**Given request**
Which lines below hold the word "反复玩味"? Copy all of them.

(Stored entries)
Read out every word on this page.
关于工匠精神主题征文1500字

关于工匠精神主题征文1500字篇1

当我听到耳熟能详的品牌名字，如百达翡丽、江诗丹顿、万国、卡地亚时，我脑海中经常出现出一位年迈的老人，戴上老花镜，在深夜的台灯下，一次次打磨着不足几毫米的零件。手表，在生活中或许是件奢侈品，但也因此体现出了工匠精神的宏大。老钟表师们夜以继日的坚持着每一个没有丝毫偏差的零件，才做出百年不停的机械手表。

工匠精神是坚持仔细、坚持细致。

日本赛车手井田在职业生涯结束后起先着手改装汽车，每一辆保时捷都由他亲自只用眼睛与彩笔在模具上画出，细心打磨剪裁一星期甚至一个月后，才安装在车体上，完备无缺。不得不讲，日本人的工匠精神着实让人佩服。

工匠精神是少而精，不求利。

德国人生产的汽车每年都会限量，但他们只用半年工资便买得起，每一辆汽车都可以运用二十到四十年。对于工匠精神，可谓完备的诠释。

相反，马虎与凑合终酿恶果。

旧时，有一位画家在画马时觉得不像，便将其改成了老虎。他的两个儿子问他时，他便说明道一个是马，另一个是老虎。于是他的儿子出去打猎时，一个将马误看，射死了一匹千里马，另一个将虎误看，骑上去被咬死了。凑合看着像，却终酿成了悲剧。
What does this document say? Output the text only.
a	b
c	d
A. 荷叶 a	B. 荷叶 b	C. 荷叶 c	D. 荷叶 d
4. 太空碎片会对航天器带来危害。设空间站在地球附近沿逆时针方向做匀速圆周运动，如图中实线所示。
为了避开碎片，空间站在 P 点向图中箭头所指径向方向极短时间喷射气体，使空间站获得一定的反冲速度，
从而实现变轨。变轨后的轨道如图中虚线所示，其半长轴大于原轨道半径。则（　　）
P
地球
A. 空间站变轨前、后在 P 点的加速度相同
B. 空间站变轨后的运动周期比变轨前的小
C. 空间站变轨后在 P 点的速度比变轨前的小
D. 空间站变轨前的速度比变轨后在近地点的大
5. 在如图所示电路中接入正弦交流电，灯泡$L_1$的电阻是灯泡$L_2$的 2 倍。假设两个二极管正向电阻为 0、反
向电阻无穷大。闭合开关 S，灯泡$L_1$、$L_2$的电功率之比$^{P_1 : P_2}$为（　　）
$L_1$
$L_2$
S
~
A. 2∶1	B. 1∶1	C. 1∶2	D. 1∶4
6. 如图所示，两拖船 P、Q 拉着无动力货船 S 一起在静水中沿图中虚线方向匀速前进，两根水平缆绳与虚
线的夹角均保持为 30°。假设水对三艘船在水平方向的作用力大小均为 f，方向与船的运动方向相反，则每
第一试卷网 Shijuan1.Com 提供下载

--

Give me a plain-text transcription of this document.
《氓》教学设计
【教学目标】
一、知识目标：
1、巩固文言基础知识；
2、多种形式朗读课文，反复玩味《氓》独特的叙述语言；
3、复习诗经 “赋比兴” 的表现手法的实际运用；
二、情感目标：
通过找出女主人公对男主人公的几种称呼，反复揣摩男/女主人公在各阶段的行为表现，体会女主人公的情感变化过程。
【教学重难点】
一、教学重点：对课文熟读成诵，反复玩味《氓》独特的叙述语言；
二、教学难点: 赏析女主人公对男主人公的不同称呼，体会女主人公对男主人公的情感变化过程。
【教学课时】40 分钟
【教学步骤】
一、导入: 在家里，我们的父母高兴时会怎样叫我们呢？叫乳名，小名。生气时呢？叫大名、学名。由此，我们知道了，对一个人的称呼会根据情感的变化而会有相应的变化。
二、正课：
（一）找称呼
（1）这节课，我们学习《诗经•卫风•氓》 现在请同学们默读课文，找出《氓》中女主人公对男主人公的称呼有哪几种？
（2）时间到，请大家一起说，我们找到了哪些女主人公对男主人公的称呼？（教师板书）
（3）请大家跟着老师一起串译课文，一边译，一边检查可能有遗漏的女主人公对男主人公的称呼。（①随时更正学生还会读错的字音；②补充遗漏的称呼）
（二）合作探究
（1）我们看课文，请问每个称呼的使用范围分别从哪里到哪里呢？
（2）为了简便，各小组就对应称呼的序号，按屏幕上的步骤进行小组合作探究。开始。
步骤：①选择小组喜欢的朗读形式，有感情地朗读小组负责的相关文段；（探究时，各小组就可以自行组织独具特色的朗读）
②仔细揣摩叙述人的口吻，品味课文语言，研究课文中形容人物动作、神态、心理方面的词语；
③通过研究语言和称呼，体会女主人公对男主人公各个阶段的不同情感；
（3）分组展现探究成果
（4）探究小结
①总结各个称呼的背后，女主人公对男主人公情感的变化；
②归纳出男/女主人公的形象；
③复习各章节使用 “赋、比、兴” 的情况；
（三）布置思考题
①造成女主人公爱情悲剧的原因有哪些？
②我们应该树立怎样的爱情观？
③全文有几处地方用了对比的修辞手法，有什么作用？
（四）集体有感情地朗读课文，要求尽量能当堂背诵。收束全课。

**Final answer**
2、多种形式朗读课文，反复玩味《氓》独特的叙述语言；
一、教学重点：对课文熟读成诵，反复玩味《氓》独特的叙述语言；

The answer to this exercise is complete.